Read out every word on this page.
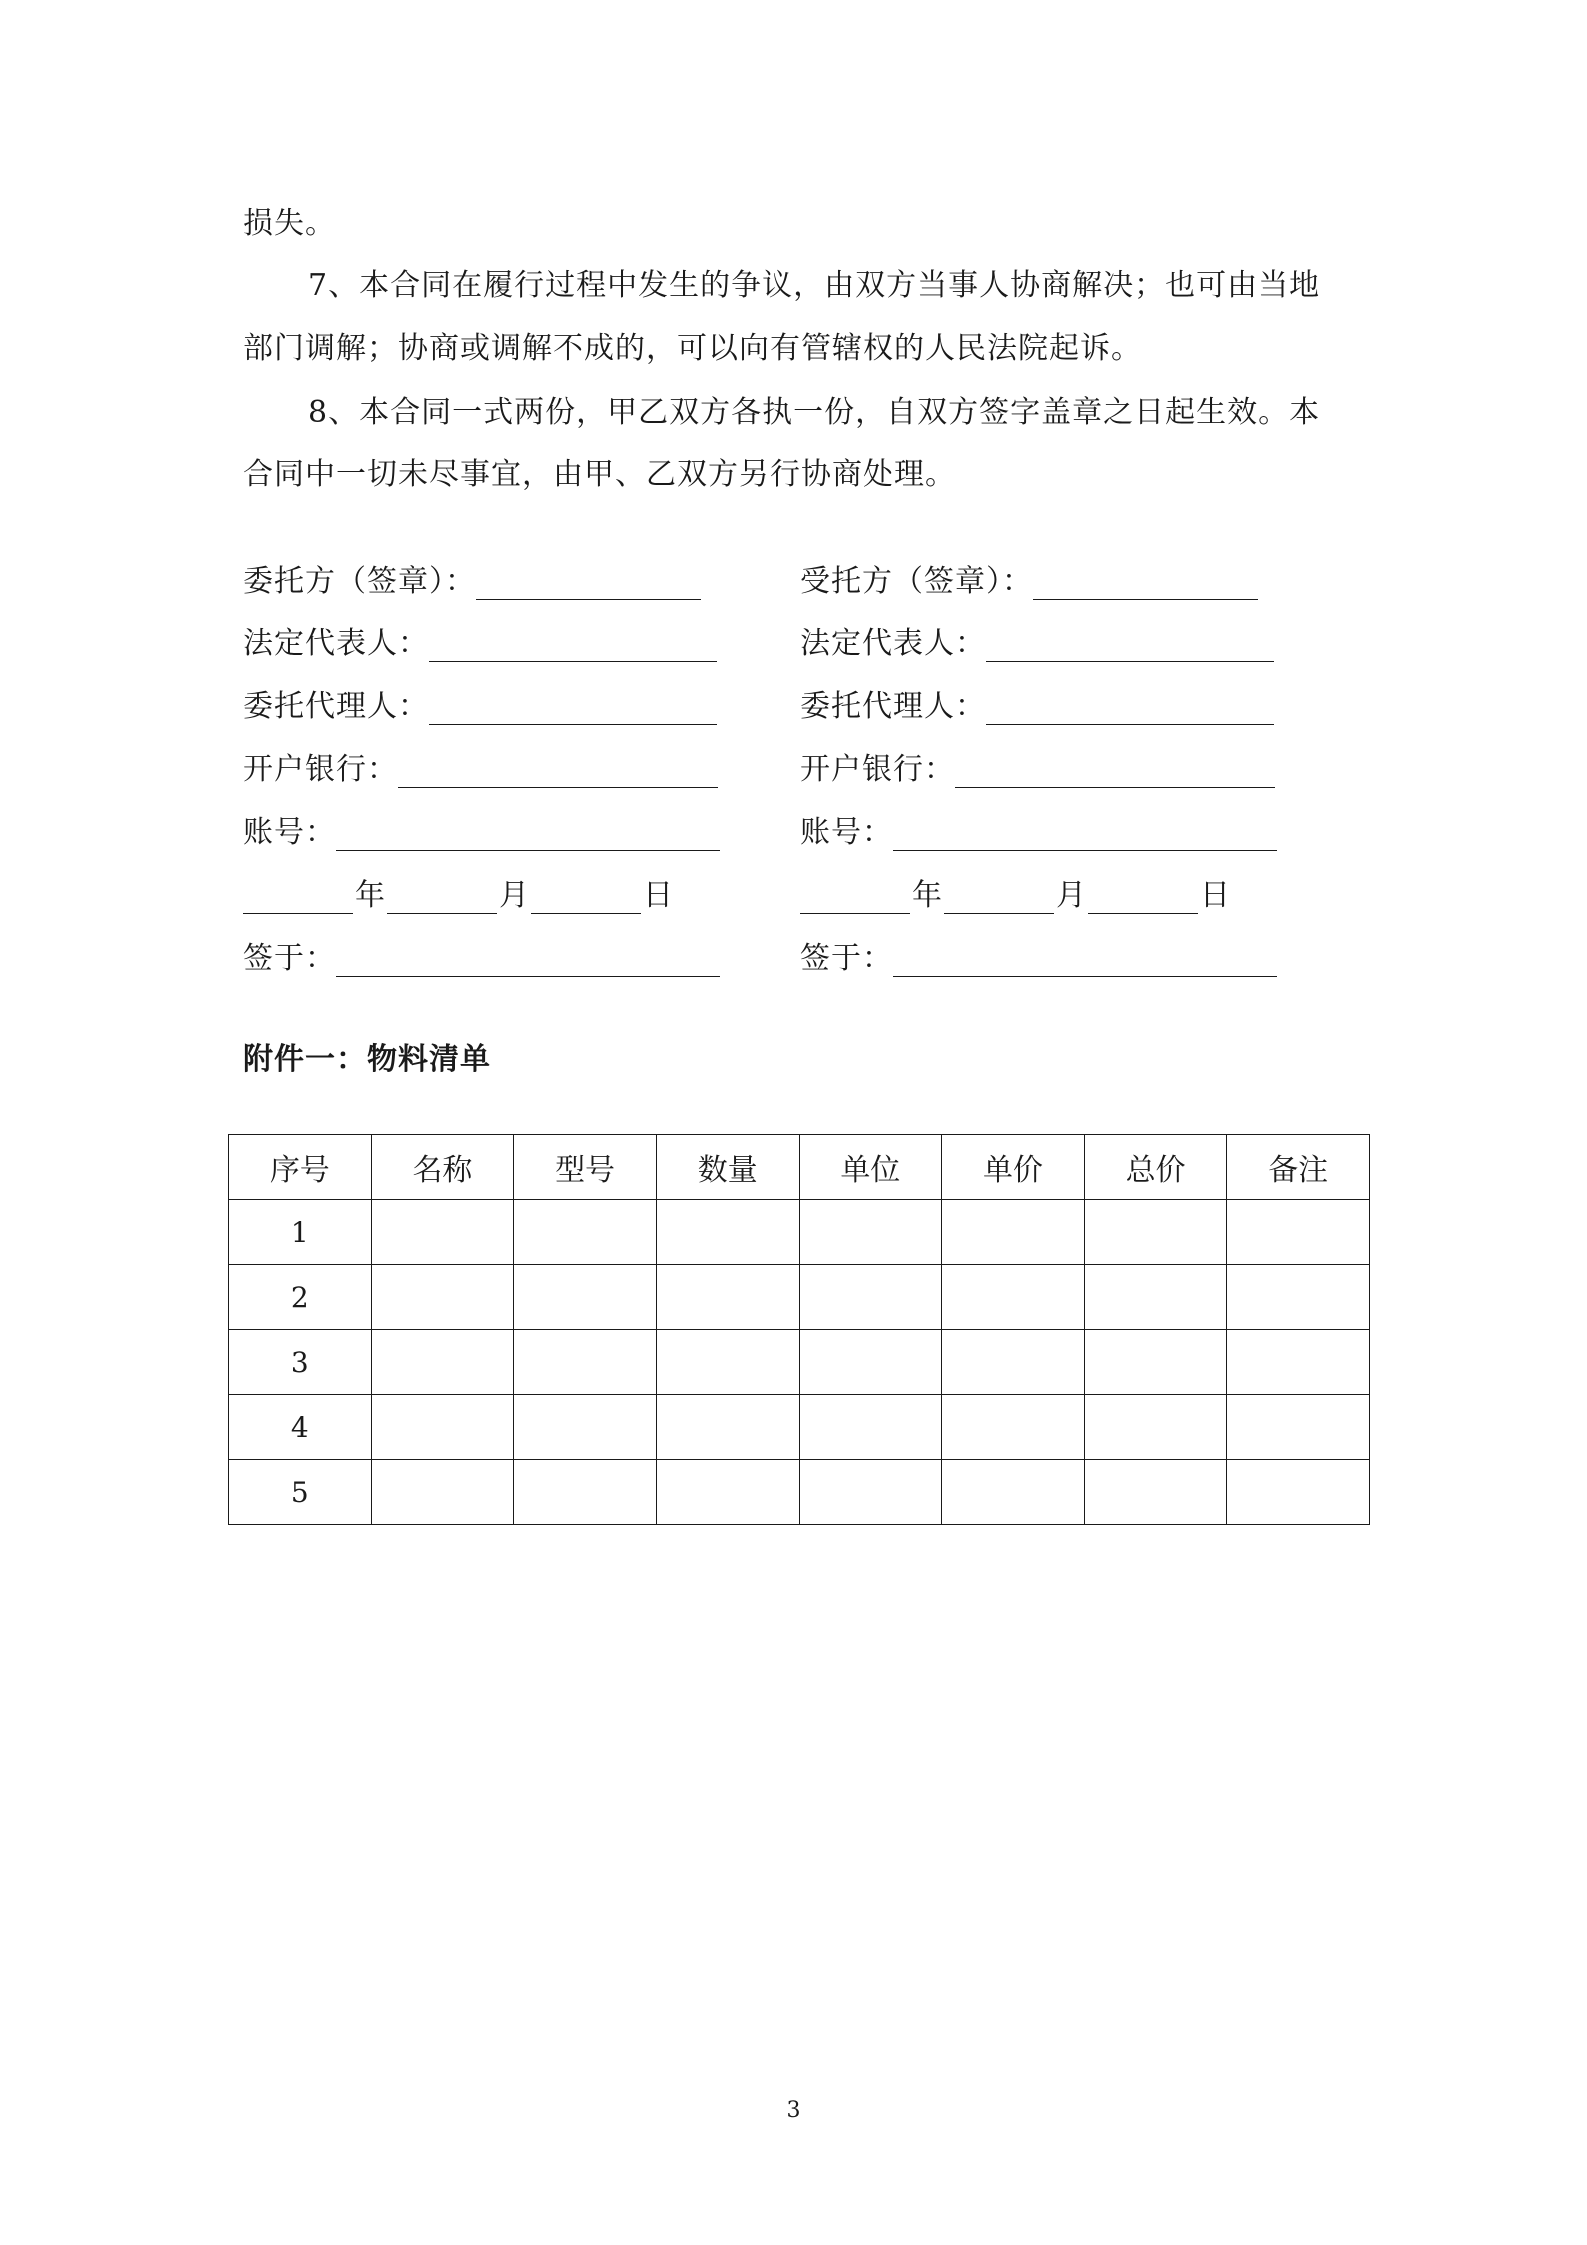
损失。
7、本合同在履行过程中发生的争议，由双方当事人协商解决；也可由当地
部门调解；协商或调解不成的，可以向有管辖权的人民法院起诉。
8、本合同一式两份，甲乙双方各执一份，自双方签字盖章之日起生效。本
合同中一切未尽事宜，由甲、乙双方另行协商处理。
委托方（签章）：
法定代表人：
委托代理人：
开户银行：
账号：
年	月	日
签于：
受托方（签章）：
法定代表人：
委托代理人：
开户银行：
账号：
年	月	日
签于：
附件一：物料清单
序号	名称	型号	数量	单位	单价	总价	备注
1							
2							
3							
4							
5							
3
────
Can you restate all the records above word for word while dropping the pictures?

Read out every word on this page.
损失。
7、本合同在履行过程中发生的争议，由双方当事人协商解决；也可由当地
部门调解；协商或调解不成的，可以向有管辖权的人民法院起诉。
8、本合同一式两份，甲乙双方各执一份，自双方签字盖章之日起生效。本
合同中一切未尽事宜，由甲、乙双方另行协商处理。
委托方（签章）：
法定代表人：
委托代理人：
开户银行：
账号：
年	月	日
签于：
受托方（签章）：
法定代表人：
委托代理人：
开户银行：
账号：
年	月	日
签于：
附件一：物料清单
序号	名称	型号	数量	单位	单价	总价	备注
1							
2							
3							
4							
5							
3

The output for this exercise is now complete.